## Tasks and exercises
1. In the passage on Lithuanian basketball, rewrite the part from "Vladas Garastas, who" up to and including "sign Russian players.", changing "Russian players" to "Soviet players".
2. Extend the passage on Lithuanian basketball, starting after its final sentence.

## Reading passage
____

World class: Arvydas Sabonis (left) playing for the Portland Trail Blazers in 1999 © Paul Buck/AFP via Getty

The Žalgiris club became a quiet hub of Lithuanian nationalism — a fitting role given that Kaunas had been the country’s capital during the interwar period.

Vladas Garastas, who coached the team from 1979 to 1989, says Žalgiris was the only club in the USSR Premier Basketball League (PBL) that refused to sign Russian players.

“For this, we even received reproaches from Moscow,” he says. “But we played for Lithuania. That’s how we felt, that’s what we thought at the time.”

Matches between Žalgiris and CSKA Moscow — a team with ties to the Red Army — were highly charged. “The streets were empty,” Petrauskas says. “You were either at the TV or in the arena.”

Garastas is clear that the matches were about more than sport. “This was our invisible front,” he says. “It was a form of Lithuanian resistance. We wanted to show what we are made of, what we can do.”

The most memorable clash between the teams was the final of the PBL championship in 1987, in which Žalgiris sought the title for the third time in a row.

Sabonis, who was recovering from an injury, did not play in the first match of the tournament but was cleared for the last two, and Žalgiris won the league.

“These surely felt like victories against the Russian empire,” Petrauskas says. “I think many Lithuanians felt that way.”


The next chapter in Lithuania’s basketball history began after the country regained independence in 1991.

Though it had practically no state funding, the newly formed men’s national basketball team was determined to get to the 1992 Barcelona Olympics.

In an unlikely twist, brought about through the fundraising efforts of Lithuanian NBA star Šarūnas Marčiulionis, some money came from the US psychedelic rock band the Grateful Dead. The band’s merchandisers also donated T-shirts and shorts featuring its signature skeletons and tie-die patterns, a look that caused a stir at the Games.

Lithuanian player Šarūnas Marčiulionis, third from left, during a season with the Sacramento Kings in 1996
Lithuanian player Šarūnas Marčiulionis, third from left, during a season with the Sacramento Kings in 1996 © Rocky Widner/NBAE via Getty Images

“When we arrived in Barcelona, we were given a Russian interpreter,” says Garastas, who coached the national team from 1992 to 1997. “They didn’t even know what Lithuania was and where it was.”

____

## Data supplied
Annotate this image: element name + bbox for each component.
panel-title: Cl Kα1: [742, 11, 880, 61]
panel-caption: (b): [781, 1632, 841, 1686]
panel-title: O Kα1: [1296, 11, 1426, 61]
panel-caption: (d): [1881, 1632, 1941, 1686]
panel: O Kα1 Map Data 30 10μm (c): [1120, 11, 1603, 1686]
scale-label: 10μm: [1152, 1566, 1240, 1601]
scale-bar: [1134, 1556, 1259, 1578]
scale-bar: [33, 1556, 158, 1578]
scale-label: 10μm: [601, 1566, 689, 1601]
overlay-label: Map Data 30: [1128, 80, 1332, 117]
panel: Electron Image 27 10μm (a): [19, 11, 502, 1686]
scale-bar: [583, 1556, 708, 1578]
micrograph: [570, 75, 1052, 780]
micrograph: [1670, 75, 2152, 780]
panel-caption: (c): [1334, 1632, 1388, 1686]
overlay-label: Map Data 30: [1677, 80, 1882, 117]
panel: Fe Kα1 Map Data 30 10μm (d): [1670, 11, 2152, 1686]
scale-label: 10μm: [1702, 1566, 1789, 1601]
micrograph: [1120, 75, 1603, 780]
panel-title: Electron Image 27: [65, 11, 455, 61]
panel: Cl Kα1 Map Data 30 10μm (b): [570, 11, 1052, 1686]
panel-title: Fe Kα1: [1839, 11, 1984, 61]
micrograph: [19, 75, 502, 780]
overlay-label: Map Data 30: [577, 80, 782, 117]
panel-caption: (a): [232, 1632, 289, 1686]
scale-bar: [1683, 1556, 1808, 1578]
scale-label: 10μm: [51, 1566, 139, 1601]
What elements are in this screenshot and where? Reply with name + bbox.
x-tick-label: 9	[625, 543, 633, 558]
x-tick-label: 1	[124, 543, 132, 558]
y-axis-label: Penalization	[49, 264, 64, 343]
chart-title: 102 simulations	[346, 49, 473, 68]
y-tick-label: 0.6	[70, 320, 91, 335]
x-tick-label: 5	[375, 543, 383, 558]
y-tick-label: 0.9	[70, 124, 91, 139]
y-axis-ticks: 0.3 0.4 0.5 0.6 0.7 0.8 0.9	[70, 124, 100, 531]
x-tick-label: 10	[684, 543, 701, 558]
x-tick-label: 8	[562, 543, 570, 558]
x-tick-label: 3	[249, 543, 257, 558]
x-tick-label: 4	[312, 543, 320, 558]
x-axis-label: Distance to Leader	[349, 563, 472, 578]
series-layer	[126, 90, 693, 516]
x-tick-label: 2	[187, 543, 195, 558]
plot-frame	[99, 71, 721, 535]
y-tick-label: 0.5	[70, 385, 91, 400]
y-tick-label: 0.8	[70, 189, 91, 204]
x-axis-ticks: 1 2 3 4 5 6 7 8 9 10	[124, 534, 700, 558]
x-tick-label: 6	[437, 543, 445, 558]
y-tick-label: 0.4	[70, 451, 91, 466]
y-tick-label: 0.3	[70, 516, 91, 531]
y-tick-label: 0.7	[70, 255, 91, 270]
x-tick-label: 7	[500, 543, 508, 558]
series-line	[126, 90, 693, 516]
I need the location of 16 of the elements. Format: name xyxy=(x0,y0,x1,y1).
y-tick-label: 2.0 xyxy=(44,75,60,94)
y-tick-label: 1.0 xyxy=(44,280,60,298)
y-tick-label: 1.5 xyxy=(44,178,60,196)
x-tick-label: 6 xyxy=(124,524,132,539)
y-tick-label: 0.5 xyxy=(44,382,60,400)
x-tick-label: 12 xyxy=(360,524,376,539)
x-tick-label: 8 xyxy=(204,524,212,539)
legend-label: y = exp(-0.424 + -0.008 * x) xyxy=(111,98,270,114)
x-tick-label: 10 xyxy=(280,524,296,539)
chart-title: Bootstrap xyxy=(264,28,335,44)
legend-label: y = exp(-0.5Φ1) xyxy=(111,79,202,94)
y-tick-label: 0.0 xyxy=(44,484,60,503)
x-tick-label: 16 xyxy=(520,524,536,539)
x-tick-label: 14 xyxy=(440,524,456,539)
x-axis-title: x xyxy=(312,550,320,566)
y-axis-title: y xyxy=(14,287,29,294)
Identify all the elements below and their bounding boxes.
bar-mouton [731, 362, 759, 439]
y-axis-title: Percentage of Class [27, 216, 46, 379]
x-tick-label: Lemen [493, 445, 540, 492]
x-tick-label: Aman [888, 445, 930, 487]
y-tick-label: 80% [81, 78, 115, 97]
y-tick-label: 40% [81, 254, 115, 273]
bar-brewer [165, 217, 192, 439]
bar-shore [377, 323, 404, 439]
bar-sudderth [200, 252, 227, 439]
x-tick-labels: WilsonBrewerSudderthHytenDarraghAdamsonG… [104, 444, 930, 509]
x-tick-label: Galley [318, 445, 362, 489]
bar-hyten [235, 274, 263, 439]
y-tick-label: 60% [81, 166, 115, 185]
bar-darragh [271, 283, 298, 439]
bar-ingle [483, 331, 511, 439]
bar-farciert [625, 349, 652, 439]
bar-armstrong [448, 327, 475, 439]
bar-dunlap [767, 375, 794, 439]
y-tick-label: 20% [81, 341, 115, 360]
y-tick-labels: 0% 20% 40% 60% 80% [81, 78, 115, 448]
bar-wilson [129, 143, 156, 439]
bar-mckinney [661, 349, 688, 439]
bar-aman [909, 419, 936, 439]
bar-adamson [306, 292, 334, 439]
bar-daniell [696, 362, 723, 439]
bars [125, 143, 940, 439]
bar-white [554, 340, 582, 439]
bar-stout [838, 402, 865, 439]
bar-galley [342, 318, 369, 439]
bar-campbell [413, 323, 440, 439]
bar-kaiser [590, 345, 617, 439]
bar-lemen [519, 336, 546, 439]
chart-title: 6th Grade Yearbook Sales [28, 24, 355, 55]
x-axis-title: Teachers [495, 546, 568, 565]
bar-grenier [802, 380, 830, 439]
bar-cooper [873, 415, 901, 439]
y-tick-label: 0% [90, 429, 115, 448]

____

## Task-by-task outputs
1.
Vladas Garastas, who coached the team from 1979 to 1989, says Žalgiris was the only club in the USSR Premier Basketball League (PBL) that refused to sign Soviet players.

2.
The Lithuanians went on to win bronze, after losing to the US in the semi-finals. The match that secured them their medal was against the so-called Unified Team, comprising athletes from the former Soviet Union countries, except the Baltic states.

“The national anthem while standing there, the national flag being raised . . . that was unbelievable,” Garastas says. “We were finally on the map again.”

Lithuania’s men’s team also won bronze at the 1996 and 2000 Olympics, as well as six medals in the International Basketball Federation — FIBA — competition, including the gold in EuroBasket 2003.

Jonas Valančiūnas of the New Orleans Pelicans
Away with the NBA: Jonas Valančiūnas of the New Orleans Pelicans . . .  © Ned Dishman/NBAE via Getty Images
Domantas Sabonis, who plays for the Sacramento King
. . . and Domantas Sabonis, who plays for the Sacramento Kings © Garrett Ellwood/NBAE via Getty Images

Today, two Lithuanians play in the NBA: Jonas Valančiūnas and Domantas Sabonis are starting big men for the New Orleans Pelicans and Sacramento Kings respectively.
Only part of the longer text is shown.